Saved entries
* * * * * * *

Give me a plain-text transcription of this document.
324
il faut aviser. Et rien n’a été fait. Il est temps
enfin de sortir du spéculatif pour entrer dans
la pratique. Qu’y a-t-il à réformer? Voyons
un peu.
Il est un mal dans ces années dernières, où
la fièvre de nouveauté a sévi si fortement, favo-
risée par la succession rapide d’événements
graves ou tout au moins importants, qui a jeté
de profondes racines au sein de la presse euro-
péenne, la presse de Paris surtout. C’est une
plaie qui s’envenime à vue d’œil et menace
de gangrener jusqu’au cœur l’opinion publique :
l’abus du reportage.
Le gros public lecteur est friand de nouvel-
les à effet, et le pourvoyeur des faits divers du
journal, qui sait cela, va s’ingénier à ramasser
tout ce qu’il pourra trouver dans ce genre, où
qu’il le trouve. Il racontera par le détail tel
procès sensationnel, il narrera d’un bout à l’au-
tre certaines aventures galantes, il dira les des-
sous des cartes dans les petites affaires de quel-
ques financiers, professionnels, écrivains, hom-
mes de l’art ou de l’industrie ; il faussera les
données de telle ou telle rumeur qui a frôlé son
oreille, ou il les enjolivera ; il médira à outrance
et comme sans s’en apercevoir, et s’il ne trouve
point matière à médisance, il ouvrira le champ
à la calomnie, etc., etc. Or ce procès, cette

* * * * * * *

> [What you should do] Your task is to retype all the records above with nothing left out.

> [Task output]
Give me a plain-text transcription of this document.
324
il faut aviser. Et rien n’a été fait. Il est temps
enfin de sortir du spéculatif pour entrer dans
la pratique. Qu’y a-t-il à réformer? Voyons
un peu.
Il est un mal dans ces années dernières, où
la fièvre de nouveauté a sévi si fortement, favo-
risée par la succession rapide d’événements
graves ou tout au moins importants, qui a jeté
de profondes racines au sein de la presse euro-
péenne, la presse de Paris surtout. C’est une
plaie qui s’envenime à vue d’œil et menace
de gangrener jusqu’au cœur l’opinion publique :
l’abus du reportage.
Le gros public lecteur est friand de nouvel-
les à effet, et le pourvoyeur des faits divers du
journal, qui sait cela, va s’ingénier à ramasser
tout ce qu’il pourra trouver dans ce genre, où
qu’il le trouve. Il racontera par le détail tel
procès sensationnel, il narrera d’un bout à l’au-
tre certaines aventures galantes, il dira les des-
sous des cartes dans les petites affaires de quel-
ques financiers, professionnels, écrivains, hom-
mes de l’art ou de l’industrie ; il faussera les
données de telle ou telle rumeur qui a frôlé son
oreille, ou il les enjolivera ; il médira à outrance
et comme sans s’en apercevoir, et s’il ne trouve
point matière à médisance, il ouvrira le champ
à la calomnie, etc., etc. Or ce procès, cette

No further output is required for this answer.